Aim of the task: Show only lines that include "this".

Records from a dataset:
- - - - -

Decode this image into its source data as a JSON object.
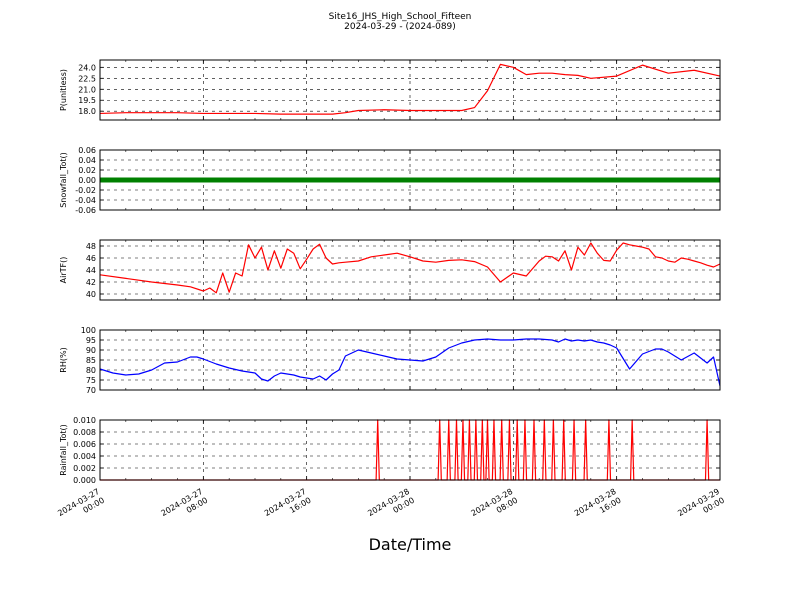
{
  "chart_data": {
    "type": "line",
    "title": "Site16_JHS_High_School_Fifteen",
    "subtitle": "2024-03-29 - (2024-089)",
    "xlabel": "Date/Time",
    "x_ticks": [
      {
        "l1": "2024-03-27",
        "l2": "00:00"
      },
      {
        "l1": "2024-03-27",
        "l2": "08:00"
      },
      {
        "l1": "2024-03-27",
        "l2": "16:00"
      },
      {
        "l1": "2024-03-28",
        "l2": "00:00"
      },
      {
        "l1": "2024-03-28",
        "l2": "08:00"
      },
      {
        "l1": "2024-03-28",
        "l2": "16:00"
      },
      {
        "l1": "2024-03-29",
        "l2": "00:00"
      }
    ],
    "x_range": [
      "2024-03-27 00:00",
      "2024-03-29 00:00"
    ],
    "x_unit": "hours",
    "grid": true,
    "panels": [
      {
        "ylabel": "P(unitless)",
        "ylim": [
          16.8,
          25.0
        ],
        "yticks": [
          "18.0",
          "19.5",
          "21.0",
          "22.5",
          "24.0"
        ],
        "ytick_values": [
          18.0,
          19.5,
          21.0,
          22.5,
          24.0
        ],
        "color": "#ff0000",
        "style": "line",
        "x": [
          0,
          2,
          4,
          6,
          8,
          10,
          12,
          14,
          16,
          18,
          19,
          20,
          22,
          24,
          26,
          28,
          29,
          30,
          31,
          32,
          33,
          34,
          35,
          36,
          37,
          38,
          40,
          42,
          44,
          46,
          48
        ],
        "values": [
          17.7,
          17.8,
          17.8,
          17.8,
          17.7,
          17.7,
          17.7,
          17.6,
          17.6,
          17.6,
          17.8,
          18.1,
          18.2,
          18.1,
          18.1,
          18.1,
          18.5,
          20.8,
          24.4,
          24.0,
          23.0,
          23.2,
          23.2,
          23.0,
          22.9,
          22.5,
          22.8,
          24.3,
          23.2,
          23.6,
          22.8
        ]
      },
      {
        "ylabel": "Snowfall_Tot()",
        "ylim": [
          -0.06,
          0.06
        ],
        "yticks": [
          "0.06",
          "0.04",
          "0.02",
          "0.00",
          "-0.02",
          "-0.04",
          "-0.06"
        ],
        "ytick_values": [
          0.06,
          0.04,
          0.02,
          0.0,
          -0.02,
          -0.04,
          -0.06
        ],
        "color": "#008000",
        "style": "thick",
        "x": [
          0,
          48
        ],
        "values": [
          0.0,
          0.0
        ]
      },
      {
        "ylabel": "AirTF()",
        "ylim": [
          39,
          49
        ],
        "yticks": [
          "48",
          "46",
          "44",
          "42",
          "40"
        ],
        "ytick_values": [
          48,
          46,
          44,
          42,
          40
        ],
        "color": "#ff0000",
        "style": "line",
        "x": [
          0,
          2,
          4,
          6,
          7,
          8,
          8.5,
          9,
          9.5,
          10,
          10.5,
          11,
          11.5,
          12,
          12.5,
          13,
          13.5,
          14,
          14.5,
          15,
          15.5,
          16,
          16.5,
          17,
          17.5,
          18,
          18.5,
          19,
          20,
          21,
          22,
          23,
          24,
          25,
          26,
          27,
          28,
          29,
          30,
          31,
          32,
          33,
          34,
          34.5,
          35,
          35.5,
          36,
          36.5,
          37,
          37.5,
          38,
          38.5,
          39,
          39.5,
          40,
          40.5,
          41,
          41.5,
          42,
          42.5,
          43,
          43.5,
          44,
          44.5,
          45,
          45.5,
          46,
          46.5,
          47,
          47.5,
          48
        ],
        "values": [
          43.2,
          42.6,
          42.0,
          41.5,
          41.2,
          40.5,
          41.0,
          40.2,
          43.5,
          40.3,
          43.5,
          43.0,
          48.2,
          46.0,
          47.8,
          44.0,
          47.2,
          44.3,
          47.5,
          46.8,
          44.2,
          45.8,
          47.5,
          48.3,
          46.0,
          45.0,
          45.2,
          45.3,
          45.5,
          46.2,
          46.5,
          46.8,
          46.2,
          45.5,
          45.3,
          45.6,
          45.7,
          45.4,
          44.5,
          42.0,
          43.5,
          43.0,
          45.5,
          46.3,
          46.2,
          45.5,
          47.2,
          44.0,
          47.8,
          46.5,
          48.5,
          46.8,
          45.6,
          45.5,
          47.3,
          48.5,
          48.2,
          48.0,
          47.8,
          47.5,
          46.2,
          46.0,
          45.5,
          45.3,
          46.0,
          45.8,
          45.5,
          45.2,
          44.8,
          44.5,
          45.0
        ]
      },
      {
        "ylabel": "RH(%)",
        "ylim": [
          70,
          100
        ],
        "yticks": [
          "100",
          "95",
          "90",
          "85",
          "80",
          "75",
          "70"
        ],
        "ytick_values": [
          100,
          95,
          90,
          85,
          80,
          75,
          70
        ],
        "color": "#0000ff",
        "style": "line",
        "x": [
          0,
          1,
          2,
          3,
          4,
          5,
          6,
          7,
          7.5,
          8,
          9,
          10,
          11,
          11.5,
          12,
          12.5,
          13,
          13.5,
          14,
          14.5,
          15,
          15.5,
          16,
          16.5,
          17,
          17.5,
          18,
          18.5,
          19,
          20,
          21,
          22,
          23,
          24,
          25,
          26,
          27,
          28,
          29,
          30,
          31,
          32,
          33,
          34,
          35,
          35.5,
          36,
          36.5,
          37,
          37.5,
          38,
          38.5,
          39,
          39.5,
          40,
          41,
          42,
          43,
          43.5,
          44,
          45,
          46,
          47,
          47.5,
          48
        ],
        "values": [
          80.5,
          78.5,
          77.5,
          78.0,
          80.0,
          83.5,
          84.0,
          86.5,
          86.5,
          85.5,
          83.0,
          81.0,
          79.5,
          79.0,
          78.5,
          75.5,
          74.5,
          77.0,
          78.5,
          78.0,
          77.5,
          76.5,
          76.0,
          75.5,
          77.0,
          75.0,
          78.0,
          80.0,
          87.0,
          90.0,
          88.5,
          87.0,
          85.5,
          85.0,
          84.5,
          86.5,
          91.0,
          93.5,
          95.0,
          95.5,
          95.0,
          95.0,
          95.5,
          95.5,
          95.0,
          94.0,
          95.5,
          94.5,
          95.0,
          94.5,
          95.0,
          94.0,
          93.5,
          92.5,
          91.0,
          80.5,
          88.0,
          90.5,
          90.5,
          89.0,
          85.0,
          88.5,
          83.5,
          86.5,
          72.0
        ]
      },
      {
        "ylabel": "Rainfall_Tot()",
        "ylim": [
          0,
          0.01
        ],
        "yticks": [
          "0.010",
          "0.008",
          "0.006",
          "0.004",
          "0.002",
          "0.000"
        ],
        "ytick_values": [
          0.01,
          0.008,
          0.006,
          0.004,
          0.002,
          0.0
        ],
        "color": "#ff0000",
        "style": "spikes",
        "x": [
          21.5,
          26.3,
          27.0,
          27.6,
          28.1,
          28.6,
          29.1,
          29.6,
          30.0,
          30.5,
          31.1,
          31.7,
          32.3,
          32.9,
          33.6,
          34.4,
          35.1,
          35.9,
          36.7,
          37.6,
          39.4,
          41.2,
          47.0
        ],
        "values": [
          0.01,
          0.01,
          0.01,
          0.01,
          0.01,
          0.01,
          0.01,
          0.01,
          0.01,
          0.01,
          0.01,
          0.01,
          0.01,
          0.01,
          0.01,
          0.01,
          0.01,
          0.01,
          0.01,
          0.01,
          0.01,
          0.01,
          0.01
        ]
      }
    ]
  }
}
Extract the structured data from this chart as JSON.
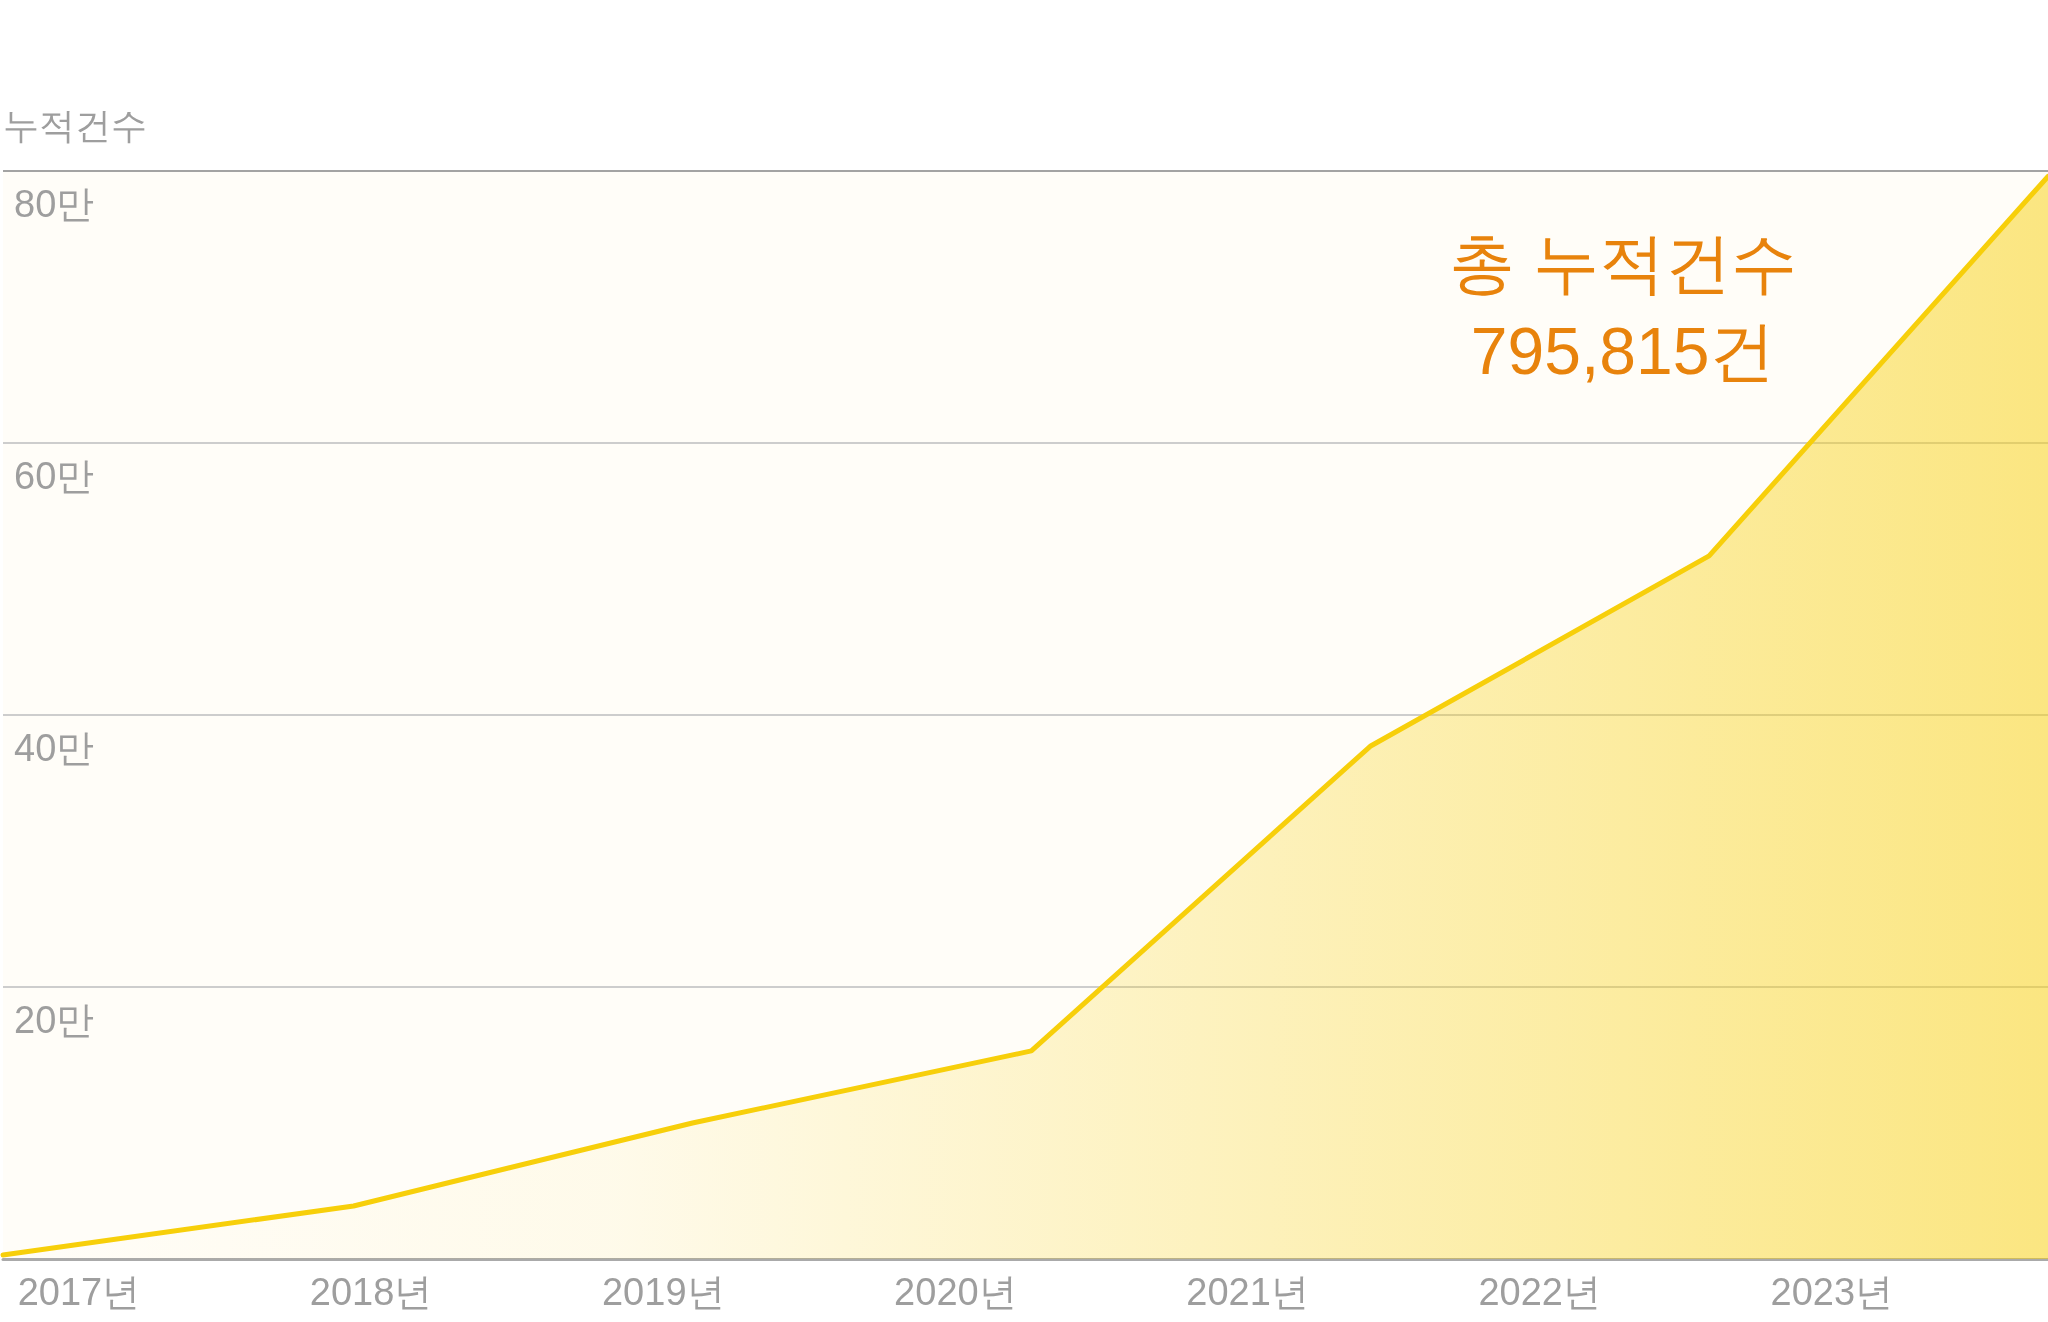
{
  "chart_data": {
    "type": "area",
    "ylabel": "누적건수",
    "x": [
      2016.74,
      2017.94,
      2019.1,
      2020.26,
      2021.42,
      2022.58,
      2023.74
    ],
    "series": [
      {
        "color": "#f7cf0a",
        "values": [
          0.3,
          3.9,
          10,
          15.3,
          37.7,
          51.7,
          79.6
        ]
      }
    ],
    "xlim": [
      2016.74,
      2023.74
    ],
    "xticks": [
      {
        "value": 2017,
        "label": "2017년"
      },
      {
        "value": 2018,
        "label": "2018년"
      },
      {
        "value": 2019,
        "label": "2019년"
      },
      {
        "value": 2020,
        "label": "2020년"
      },
      {
        "value": 2021,
        "label": "2021년"
      },
      {
        "value": 2022,
        "label": "2022년"
      },
      {
        "value": 2023,
        "label": "2023년"
      }
    ],
    "ylim": [
      0,
      80
    ],
    "yticks": [
      {
        "value": 20,
        "label": "20만"
      },
      {
        "value": 40,
        "label": "40만"
      },
      {
        "value": 60,
        "label": "60만"
      },
      {
        "value": 80,
        "label": "80만"
      }
    ],
    "annotations": [
      "총 누적건수\n795,815건"
    ],
    "grid": "y",
    "marker": "none",
    "line_style": "solid"
  }
}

- - - - -

Right answer:
Decode this image into its source data as a JSON object.
Extract the structured data from this chart as JSON.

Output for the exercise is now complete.